_Brief_.
Reproduce all lines of the listing below in which the word "いい匂い" occurs.

_Dataset records_.
* begin *

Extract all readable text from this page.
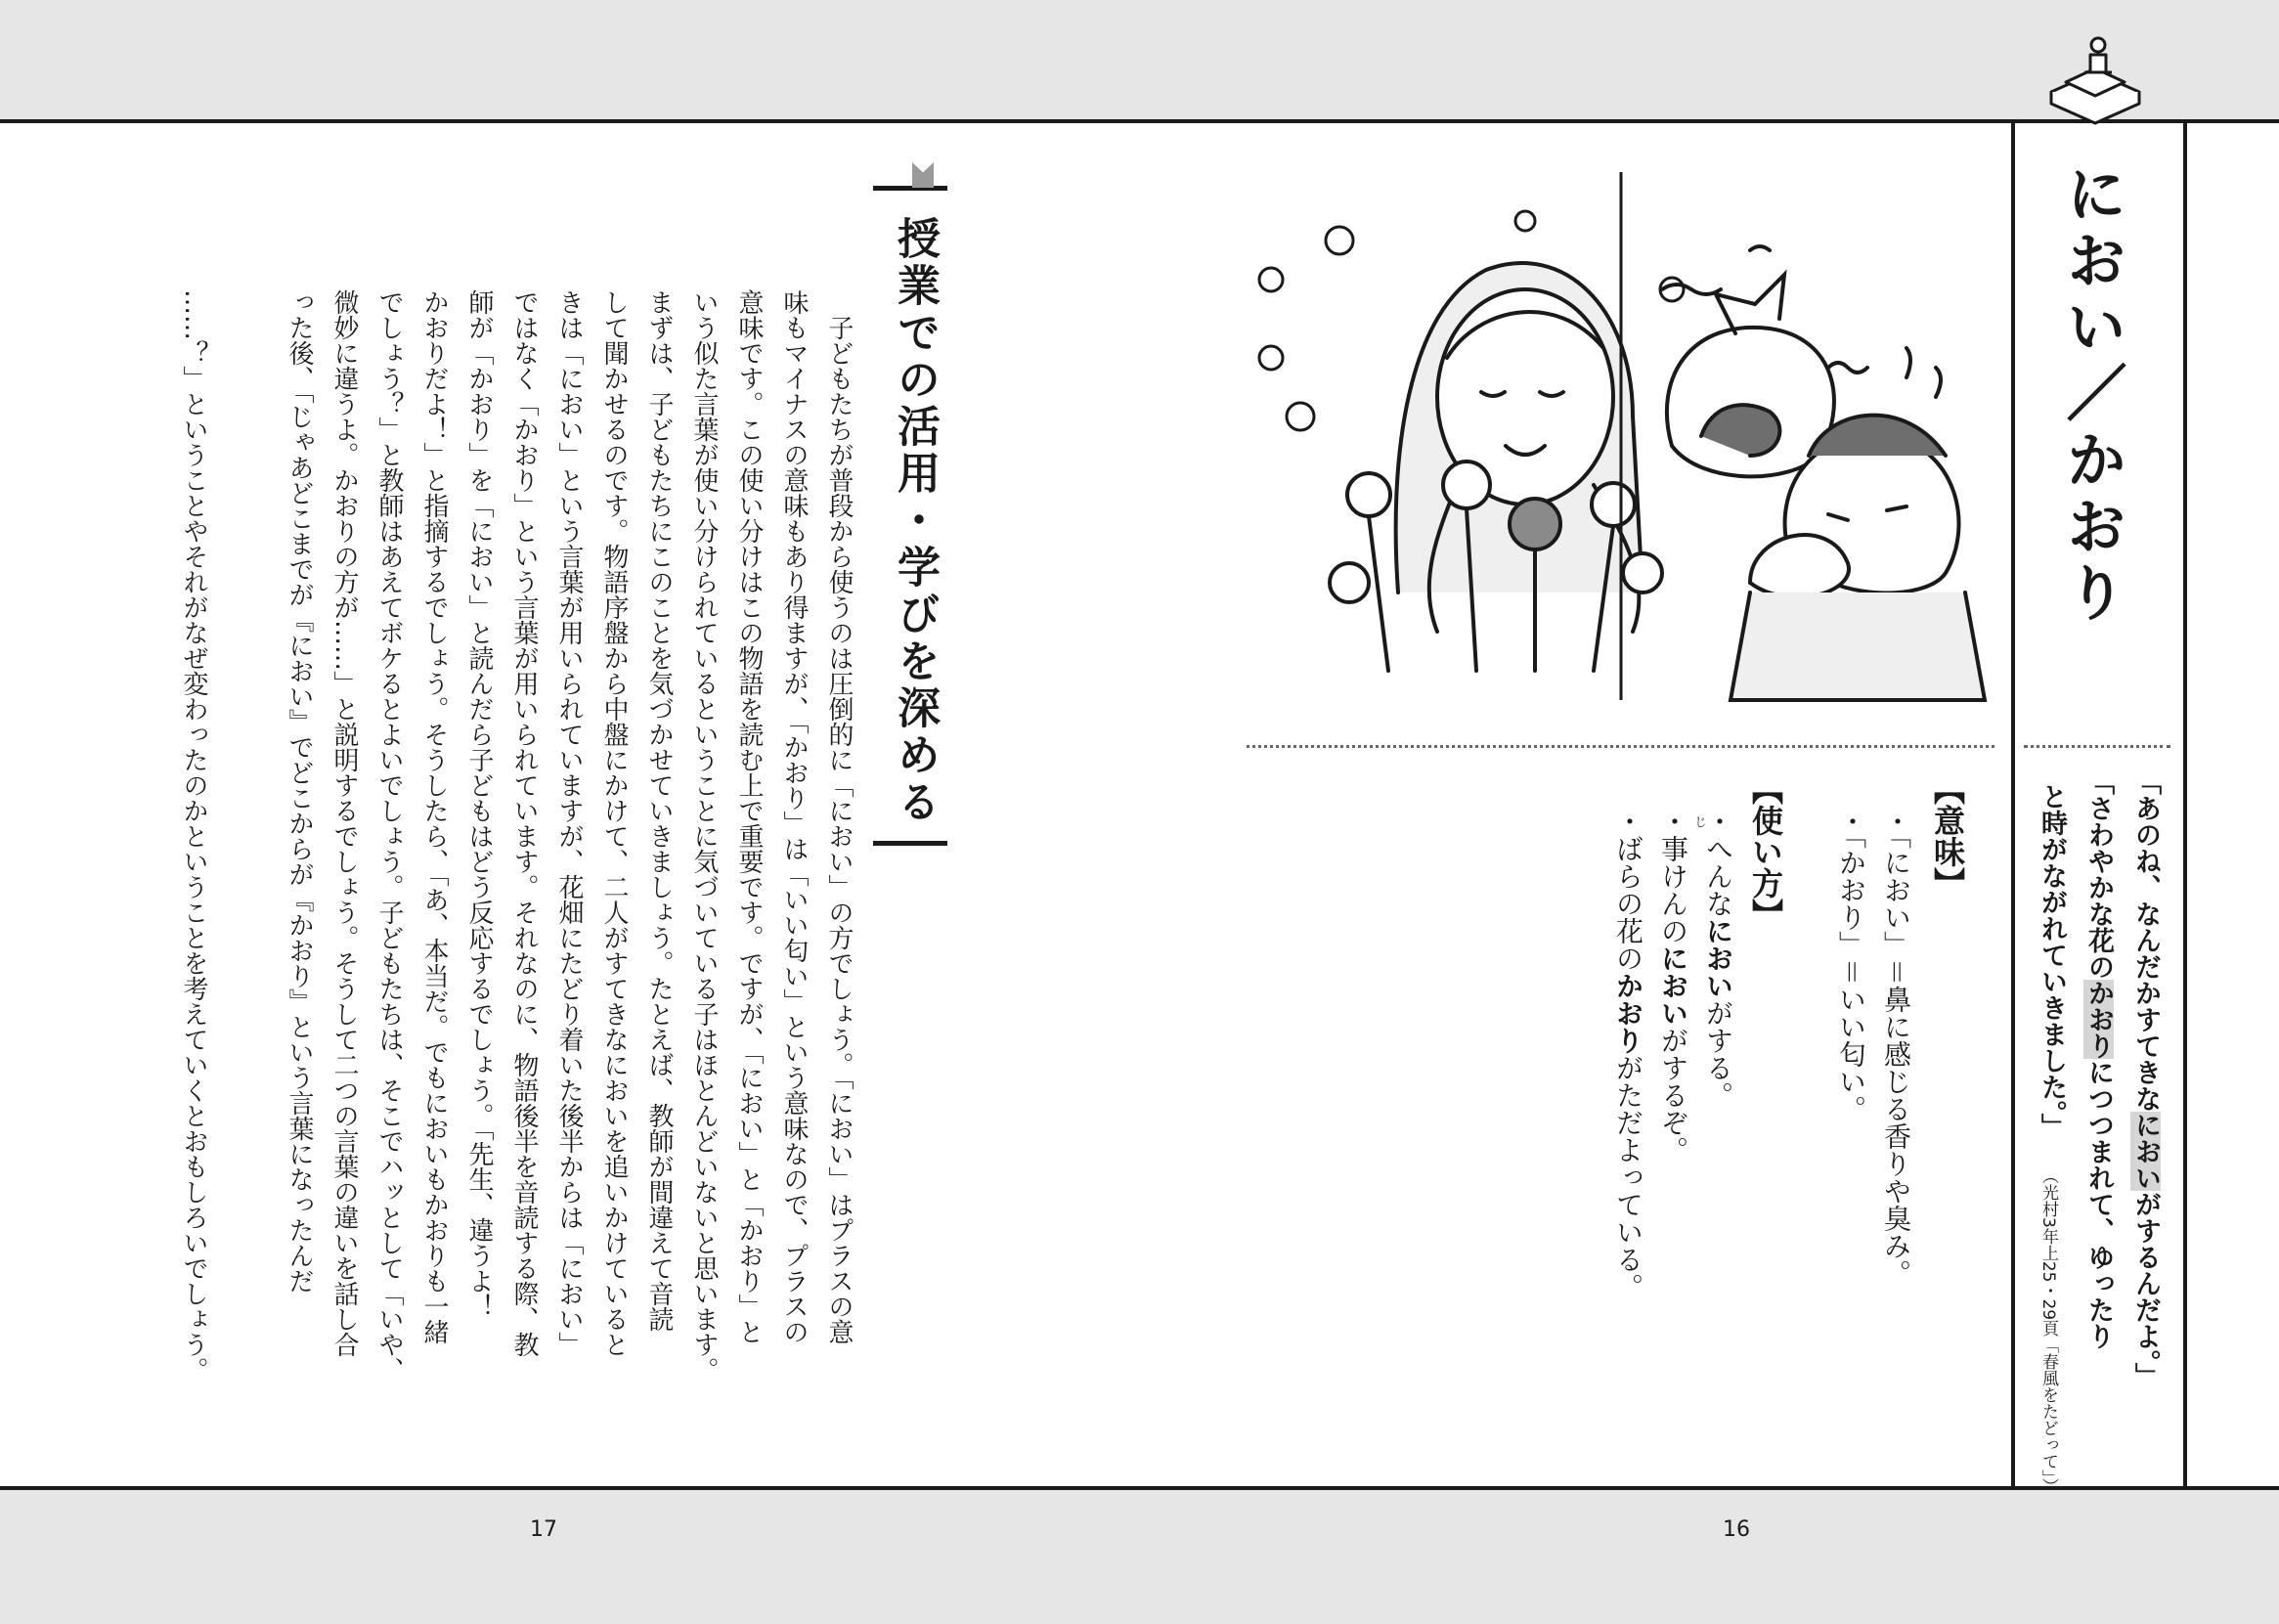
におい／かおり
「あのね、なんだかすてきなにおいがするんだよ。」
「さわやかな花のかおりにつつまれて、ゆったり
と時がながれていきました。」
（光村3年上25・29頁「春風をたどって」）
【意味】
・「におい」＝鼻に感じる香りや臭み。
・「かおり」＝いい匂い。
【使い方】
・へんなにおいがする。
・事けんのにおいがするぞ。
じ
・ばらの花のかおりがただよっている。
授業での活用・学びを深める
　子どもたちが普段から使うのは圧倒的に「におい」の方でしょう。「におい」はプラスの意
味もマイナスの意味もあり得ますが、「かおり」は「いい匂い」という意味なので、プラスの
意味です。この使い分けはこの物語を読む上で重要です。ですが、「におい」と「かおり」と
いう似た言葉が使い分けられているということに気づいている子はほとんどいないと思います。
まずは、子どもたちにこのことを気づかせていきましょう。たとえば、教師が間違えて音読
して聞かせるのです。物語序盤から中盤にかけて、二人がすてきなにおいを追いかけていると
きは「におい」という言葉が用いられていますが、花畑にたどり着いた後半からは「におい」
ではなく「かおり」という言葉が用いられています。それなのに、物語後半を音読する際、教
師が「かおり」を「におい」と読んだら子どもはどう反応するでしょう。「先生、違うよ！
かおりだよ！」と指摘するでしょう。そうしたら、「あ、本当だ。でもにおいもかおりも一緒
でしょう？」と教師はあえてボケるとよいでしょう。子どもたちは、そこでハッとして「いや、
微妙に違うよ。かおりの方が……」と説明するでしょう。そうして二つの言葉の違いを話し合
った後、「じゃあどこまでが『におい』でどこからが『かおり』という言葉になったんだ
……？」ということやそれがなぜ変わったのかということを考えていくとおもしろいでしょう。
17	16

* end *

_Written reply_.
・「かおり」＝いい匂い。
味もマイナスの意味もあり得ますが、「かおり」は「いい匂い」という意味なので、プラスの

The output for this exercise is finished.